━━ Source records ━━

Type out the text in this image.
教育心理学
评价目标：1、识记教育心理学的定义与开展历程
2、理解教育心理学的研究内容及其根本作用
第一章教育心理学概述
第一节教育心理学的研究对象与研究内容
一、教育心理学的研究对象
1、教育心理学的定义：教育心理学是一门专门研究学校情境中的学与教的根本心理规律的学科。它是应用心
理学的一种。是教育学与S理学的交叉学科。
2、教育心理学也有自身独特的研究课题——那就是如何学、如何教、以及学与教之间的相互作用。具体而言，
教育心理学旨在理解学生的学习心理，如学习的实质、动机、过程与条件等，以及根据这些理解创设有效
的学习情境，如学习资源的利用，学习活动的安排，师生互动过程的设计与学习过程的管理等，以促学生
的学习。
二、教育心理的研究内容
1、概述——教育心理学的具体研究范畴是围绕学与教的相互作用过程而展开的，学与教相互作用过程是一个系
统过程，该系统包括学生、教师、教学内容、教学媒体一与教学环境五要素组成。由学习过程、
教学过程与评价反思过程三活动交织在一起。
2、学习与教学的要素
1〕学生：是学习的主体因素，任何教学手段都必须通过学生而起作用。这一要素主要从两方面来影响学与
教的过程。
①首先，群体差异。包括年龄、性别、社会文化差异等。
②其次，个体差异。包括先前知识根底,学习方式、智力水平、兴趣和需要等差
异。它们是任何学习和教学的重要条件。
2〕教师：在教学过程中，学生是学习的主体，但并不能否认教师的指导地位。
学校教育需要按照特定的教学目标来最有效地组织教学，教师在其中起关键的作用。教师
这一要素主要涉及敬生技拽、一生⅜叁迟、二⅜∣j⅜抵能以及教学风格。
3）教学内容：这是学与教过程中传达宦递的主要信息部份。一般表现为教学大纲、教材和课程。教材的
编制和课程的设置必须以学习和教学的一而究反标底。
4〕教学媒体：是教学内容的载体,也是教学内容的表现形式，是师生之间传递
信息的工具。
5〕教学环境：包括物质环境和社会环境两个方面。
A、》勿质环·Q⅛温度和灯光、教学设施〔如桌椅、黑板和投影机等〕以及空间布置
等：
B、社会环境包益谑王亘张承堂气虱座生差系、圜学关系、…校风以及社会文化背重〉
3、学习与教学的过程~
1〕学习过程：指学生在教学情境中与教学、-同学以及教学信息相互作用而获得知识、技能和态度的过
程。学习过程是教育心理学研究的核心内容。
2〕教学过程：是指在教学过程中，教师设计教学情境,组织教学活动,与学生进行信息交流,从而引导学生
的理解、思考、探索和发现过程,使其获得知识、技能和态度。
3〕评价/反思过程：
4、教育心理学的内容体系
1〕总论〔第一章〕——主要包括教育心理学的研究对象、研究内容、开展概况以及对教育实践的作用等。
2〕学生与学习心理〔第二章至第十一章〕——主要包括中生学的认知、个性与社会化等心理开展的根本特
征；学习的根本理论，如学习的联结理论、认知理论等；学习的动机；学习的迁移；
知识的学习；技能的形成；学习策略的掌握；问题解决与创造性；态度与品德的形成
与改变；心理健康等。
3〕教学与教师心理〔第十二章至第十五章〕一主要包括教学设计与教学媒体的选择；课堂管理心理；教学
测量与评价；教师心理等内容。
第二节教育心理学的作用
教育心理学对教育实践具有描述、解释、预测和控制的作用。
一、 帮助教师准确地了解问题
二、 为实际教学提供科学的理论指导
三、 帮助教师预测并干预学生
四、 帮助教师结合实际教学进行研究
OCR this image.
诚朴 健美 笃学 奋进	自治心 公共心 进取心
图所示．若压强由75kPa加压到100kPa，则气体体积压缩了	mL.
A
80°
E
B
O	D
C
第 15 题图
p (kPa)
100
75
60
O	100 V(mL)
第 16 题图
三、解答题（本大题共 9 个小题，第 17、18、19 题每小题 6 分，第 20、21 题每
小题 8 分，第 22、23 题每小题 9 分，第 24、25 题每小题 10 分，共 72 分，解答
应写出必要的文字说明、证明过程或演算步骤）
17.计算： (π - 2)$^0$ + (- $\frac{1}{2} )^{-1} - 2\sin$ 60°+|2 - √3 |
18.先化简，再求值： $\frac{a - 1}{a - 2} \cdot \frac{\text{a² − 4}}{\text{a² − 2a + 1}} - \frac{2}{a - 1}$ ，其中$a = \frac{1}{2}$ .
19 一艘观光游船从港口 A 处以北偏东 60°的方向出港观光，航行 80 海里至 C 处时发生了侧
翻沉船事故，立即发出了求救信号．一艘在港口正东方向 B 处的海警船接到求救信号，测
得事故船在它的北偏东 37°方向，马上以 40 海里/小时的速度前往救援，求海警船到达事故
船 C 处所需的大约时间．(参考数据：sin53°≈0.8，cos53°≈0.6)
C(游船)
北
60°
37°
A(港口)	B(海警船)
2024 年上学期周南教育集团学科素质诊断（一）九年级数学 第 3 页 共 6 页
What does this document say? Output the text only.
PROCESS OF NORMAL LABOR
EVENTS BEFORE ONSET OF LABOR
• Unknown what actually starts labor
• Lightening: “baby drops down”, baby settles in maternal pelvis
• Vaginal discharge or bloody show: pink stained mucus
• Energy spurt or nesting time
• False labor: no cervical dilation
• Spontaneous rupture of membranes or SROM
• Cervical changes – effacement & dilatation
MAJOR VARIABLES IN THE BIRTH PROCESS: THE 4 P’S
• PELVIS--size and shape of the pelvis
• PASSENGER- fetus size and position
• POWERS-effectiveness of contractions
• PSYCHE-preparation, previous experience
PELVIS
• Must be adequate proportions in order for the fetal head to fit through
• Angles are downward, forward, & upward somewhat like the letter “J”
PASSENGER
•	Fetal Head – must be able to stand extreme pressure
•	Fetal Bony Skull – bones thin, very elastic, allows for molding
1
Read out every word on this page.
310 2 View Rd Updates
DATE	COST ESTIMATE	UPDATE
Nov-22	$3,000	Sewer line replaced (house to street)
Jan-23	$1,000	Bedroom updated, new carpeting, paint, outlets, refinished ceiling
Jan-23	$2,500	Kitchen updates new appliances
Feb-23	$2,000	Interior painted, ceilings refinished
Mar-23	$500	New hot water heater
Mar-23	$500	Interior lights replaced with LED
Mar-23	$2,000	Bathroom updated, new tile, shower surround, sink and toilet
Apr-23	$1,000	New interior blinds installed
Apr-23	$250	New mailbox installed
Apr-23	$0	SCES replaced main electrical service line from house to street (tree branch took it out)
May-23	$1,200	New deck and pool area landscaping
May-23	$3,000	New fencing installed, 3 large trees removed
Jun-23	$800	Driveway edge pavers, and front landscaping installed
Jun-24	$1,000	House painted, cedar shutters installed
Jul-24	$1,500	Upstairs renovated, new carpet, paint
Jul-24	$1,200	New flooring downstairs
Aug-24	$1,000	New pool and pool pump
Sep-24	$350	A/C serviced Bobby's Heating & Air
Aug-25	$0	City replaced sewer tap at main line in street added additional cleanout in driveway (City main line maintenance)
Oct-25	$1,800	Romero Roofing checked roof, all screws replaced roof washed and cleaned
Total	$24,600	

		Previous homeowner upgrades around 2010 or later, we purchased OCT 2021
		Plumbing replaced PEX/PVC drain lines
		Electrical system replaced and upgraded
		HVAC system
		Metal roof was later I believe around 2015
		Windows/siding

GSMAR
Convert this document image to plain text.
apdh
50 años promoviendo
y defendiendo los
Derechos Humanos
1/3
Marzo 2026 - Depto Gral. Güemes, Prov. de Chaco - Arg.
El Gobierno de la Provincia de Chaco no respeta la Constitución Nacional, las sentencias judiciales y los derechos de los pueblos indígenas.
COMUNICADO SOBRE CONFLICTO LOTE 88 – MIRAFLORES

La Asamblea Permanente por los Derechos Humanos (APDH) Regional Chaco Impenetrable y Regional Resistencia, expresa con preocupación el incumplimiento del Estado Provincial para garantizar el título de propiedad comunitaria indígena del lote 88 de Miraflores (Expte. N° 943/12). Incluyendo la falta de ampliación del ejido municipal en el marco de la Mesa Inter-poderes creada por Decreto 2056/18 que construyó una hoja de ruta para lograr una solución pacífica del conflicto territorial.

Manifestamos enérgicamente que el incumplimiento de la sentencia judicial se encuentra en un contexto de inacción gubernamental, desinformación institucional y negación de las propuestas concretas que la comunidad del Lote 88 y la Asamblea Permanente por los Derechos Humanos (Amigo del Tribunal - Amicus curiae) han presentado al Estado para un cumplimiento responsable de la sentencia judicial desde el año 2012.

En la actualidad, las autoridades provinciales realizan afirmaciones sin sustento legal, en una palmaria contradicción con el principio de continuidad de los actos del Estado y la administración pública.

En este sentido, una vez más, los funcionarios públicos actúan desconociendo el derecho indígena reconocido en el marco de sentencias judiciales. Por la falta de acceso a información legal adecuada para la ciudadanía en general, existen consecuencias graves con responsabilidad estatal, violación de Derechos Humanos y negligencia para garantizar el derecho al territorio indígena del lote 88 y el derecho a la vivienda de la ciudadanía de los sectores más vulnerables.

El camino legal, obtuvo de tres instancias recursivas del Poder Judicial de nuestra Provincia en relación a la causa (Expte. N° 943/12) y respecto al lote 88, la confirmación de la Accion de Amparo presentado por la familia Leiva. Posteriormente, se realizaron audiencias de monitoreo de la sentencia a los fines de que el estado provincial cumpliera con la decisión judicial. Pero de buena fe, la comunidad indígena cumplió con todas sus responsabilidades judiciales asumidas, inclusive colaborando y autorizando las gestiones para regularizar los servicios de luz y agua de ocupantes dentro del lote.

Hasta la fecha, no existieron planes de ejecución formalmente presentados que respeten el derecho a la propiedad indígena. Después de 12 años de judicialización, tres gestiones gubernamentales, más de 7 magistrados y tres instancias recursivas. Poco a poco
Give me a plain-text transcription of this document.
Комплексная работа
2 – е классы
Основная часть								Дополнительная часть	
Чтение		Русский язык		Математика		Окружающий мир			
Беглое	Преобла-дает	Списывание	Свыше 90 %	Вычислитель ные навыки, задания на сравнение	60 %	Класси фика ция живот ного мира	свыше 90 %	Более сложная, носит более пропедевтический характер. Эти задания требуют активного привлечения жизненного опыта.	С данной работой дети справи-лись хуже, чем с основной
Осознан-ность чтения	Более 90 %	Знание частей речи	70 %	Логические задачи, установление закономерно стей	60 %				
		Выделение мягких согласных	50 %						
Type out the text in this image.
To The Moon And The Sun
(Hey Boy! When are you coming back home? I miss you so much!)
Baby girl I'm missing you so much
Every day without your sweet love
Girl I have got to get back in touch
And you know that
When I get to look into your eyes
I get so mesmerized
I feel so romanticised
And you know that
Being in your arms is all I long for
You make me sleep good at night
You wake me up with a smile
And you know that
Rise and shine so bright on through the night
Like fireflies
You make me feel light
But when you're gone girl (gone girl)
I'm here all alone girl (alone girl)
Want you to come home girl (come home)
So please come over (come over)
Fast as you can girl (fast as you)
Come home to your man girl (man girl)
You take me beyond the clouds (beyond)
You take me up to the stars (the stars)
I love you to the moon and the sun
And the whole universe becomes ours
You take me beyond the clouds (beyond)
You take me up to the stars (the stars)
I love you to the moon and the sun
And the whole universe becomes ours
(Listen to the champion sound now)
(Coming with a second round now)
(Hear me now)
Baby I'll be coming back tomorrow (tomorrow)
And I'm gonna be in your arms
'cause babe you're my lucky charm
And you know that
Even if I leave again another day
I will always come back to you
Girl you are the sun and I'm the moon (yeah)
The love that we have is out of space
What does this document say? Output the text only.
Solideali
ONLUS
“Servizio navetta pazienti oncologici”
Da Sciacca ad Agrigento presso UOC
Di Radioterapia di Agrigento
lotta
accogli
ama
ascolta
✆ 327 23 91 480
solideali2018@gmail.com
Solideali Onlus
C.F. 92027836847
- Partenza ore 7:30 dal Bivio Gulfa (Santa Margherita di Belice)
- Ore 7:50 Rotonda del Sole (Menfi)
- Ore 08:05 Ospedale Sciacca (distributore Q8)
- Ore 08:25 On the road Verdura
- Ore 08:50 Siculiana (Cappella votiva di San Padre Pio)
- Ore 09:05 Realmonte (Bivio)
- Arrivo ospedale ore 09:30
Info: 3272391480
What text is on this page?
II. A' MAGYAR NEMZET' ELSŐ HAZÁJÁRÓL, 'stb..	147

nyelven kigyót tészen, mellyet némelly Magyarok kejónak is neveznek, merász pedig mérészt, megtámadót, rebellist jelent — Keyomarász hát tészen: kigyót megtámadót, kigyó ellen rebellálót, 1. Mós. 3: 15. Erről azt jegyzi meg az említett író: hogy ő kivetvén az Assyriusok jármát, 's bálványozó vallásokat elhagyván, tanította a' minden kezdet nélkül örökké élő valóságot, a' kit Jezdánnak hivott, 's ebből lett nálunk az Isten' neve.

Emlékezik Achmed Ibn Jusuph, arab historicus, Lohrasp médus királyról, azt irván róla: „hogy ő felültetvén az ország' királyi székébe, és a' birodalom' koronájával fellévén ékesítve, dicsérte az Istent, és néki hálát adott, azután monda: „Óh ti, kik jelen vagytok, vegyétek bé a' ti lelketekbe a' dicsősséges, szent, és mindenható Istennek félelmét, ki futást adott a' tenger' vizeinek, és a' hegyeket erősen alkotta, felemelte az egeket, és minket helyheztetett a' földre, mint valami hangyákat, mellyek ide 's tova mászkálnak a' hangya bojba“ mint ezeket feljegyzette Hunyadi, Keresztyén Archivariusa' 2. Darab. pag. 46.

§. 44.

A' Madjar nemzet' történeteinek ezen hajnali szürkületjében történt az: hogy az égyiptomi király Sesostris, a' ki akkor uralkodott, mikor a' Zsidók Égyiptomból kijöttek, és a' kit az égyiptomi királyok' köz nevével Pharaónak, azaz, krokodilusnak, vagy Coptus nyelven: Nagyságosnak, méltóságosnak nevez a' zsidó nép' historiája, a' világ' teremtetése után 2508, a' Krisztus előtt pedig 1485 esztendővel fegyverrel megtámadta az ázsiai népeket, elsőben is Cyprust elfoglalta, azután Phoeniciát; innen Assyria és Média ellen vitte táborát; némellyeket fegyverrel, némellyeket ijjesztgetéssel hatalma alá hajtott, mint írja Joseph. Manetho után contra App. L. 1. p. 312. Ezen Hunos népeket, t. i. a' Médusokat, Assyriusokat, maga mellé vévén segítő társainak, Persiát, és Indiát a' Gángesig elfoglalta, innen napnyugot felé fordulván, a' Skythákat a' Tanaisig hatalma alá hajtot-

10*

━━━

■ Aim of the exercise ■
Your answer should be a single number: the count of lines in the listing that contain the word "arms".

■ Answer ■
2